§ Aim of the exercise
Only the lines holding the string "that" are needed; copy each of them from the data.

§ Records of document pages and text
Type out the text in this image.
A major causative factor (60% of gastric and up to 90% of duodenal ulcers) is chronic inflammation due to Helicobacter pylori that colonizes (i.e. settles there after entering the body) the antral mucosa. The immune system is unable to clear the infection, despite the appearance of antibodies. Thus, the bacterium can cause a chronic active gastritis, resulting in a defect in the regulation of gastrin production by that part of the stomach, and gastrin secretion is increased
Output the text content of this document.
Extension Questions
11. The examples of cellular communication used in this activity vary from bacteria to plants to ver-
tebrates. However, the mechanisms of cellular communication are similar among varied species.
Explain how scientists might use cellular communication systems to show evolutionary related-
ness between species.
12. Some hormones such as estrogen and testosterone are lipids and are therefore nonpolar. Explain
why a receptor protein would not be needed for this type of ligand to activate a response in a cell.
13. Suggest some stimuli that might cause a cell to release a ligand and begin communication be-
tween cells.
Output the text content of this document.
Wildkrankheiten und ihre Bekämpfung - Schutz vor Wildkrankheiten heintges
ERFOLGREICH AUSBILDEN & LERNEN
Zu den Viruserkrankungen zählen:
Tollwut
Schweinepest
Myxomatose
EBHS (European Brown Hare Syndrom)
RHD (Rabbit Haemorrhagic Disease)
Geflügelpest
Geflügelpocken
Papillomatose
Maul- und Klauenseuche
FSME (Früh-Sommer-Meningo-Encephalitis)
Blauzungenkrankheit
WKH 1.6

§ Written solution
A major causative factor (60% of gastric and up to 90% of duodenal ulcers) is chronic inflammation due to Helicobacter pylori that colonizes (i.e. settles there after entering the body) the antral mucosa. The immune system is unable to clear the infection, despite the appearance of antibodies. Thus, the bacterium can cause a chronic active gastritis, resulting in a defect in the regulation of gastrin production by that part of the stomach, and gastrin secretion is increased
13. Suggest some stimuli that might cause a cell to release a ligand and begin communication be-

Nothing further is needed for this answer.